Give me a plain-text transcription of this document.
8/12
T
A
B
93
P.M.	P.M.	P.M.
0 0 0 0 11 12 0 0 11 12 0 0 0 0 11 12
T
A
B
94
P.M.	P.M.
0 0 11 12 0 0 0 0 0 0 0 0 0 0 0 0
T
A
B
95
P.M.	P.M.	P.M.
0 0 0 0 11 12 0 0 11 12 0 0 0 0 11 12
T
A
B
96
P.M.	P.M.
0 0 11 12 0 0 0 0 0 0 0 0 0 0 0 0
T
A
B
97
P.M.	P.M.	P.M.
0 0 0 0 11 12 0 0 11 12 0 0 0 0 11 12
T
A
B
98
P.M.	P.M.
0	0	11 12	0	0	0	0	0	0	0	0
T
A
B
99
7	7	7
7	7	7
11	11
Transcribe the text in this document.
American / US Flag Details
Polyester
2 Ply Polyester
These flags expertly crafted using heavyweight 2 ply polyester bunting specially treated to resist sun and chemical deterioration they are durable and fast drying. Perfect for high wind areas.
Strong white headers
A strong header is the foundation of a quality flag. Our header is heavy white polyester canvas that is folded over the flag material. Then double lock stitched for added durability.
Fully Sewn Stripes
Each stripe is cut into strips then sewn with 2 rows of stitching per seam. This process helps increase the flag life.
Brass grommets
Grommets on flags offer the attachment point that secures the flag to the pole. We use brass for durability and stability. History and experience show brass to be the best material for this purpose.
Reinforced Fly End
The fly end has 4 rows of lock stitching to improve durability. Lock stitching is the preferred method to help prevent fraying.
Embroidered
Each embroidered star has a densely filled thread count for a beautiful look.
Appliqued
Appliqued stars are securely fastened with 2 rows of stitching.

..........

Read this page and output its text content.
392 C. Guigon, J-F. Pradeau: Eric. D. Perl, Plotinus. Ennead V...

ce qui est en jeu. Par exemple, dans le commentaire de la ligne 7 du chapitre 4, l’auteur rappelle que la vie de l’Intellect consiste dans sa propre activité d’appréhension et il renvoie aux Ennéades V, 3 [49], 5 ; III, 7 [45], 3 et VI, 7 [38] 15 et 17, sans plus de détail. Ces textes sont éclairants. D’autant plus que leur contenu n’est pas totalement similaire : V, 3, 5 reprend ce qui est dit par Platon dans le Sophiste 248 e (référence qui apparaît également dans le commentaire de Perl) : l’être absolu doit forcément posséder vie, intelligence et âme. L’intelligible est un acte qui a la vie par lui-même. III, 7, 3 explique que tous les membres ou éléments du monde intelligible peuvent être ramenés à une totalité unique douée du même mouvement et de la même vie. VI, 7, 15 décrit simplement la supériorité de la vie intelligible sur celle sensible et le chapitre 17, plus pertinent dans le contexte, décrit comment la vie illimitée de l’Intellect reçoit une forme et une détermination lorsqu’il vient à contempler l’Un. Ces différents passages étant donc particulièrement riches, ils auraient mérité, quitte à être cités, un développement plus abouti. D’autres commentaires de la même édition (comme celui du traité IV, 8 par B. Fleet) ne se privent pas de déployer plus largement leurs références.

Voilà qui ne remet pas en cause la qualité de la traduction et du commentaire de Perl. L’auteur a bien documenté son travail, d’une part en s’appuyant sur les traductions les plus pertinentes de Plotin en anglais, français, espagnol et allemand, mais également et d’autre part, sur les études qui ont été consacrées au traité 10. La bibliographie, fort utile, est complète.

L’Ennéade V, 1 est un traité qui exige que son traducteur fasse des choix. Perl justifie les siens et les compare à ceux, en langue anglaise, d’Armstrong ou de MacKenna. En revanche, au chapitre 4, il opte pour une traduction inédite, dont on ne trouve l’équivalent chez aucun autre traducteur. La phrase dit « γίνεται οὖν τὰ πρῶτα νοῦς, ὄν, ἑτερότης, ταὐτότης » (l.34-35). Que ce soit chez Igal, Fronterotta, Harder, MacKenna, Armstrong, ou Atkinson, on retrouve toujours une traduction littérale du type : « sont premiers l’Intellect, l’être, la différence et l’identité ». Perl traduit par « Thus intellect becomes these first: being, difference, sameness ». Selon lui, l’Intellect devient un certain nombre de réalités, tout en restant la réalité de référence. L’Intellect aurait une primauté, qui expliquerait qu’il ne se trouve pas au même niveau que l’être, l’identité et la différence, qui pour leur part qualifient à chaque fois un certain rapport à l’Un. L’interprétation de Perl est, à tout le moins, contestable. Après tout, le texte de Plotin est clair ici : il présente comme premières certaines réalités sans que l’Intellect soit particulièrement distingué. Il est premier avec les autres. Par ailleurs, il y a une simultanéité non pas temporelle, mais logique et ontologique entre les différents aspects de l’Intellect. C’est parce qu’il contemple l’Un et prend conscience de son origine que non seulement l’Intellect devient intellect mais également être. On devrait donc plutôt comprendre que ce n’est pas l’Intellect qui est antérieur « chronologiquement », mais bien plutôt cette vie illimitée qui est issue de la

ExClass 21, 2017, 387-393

..........

_What needs to be done_:
Extract, from the material above, each line holding the word "durability".

_Complete output_:
A strong header is the foundation of a quality flag. Our header is heavy white polyester canvas that is folded over the flag material. Then double lock stitched for added durability.
Grommets on flags offer the attachment point that secures the flag to the pole. We use brass for durability and stability. History and experience show brass to be the best material for this purpose.
The fly end has 4 rows of lock stitching to improve durability. Lock stitching is the preferred method to help prevent fraying.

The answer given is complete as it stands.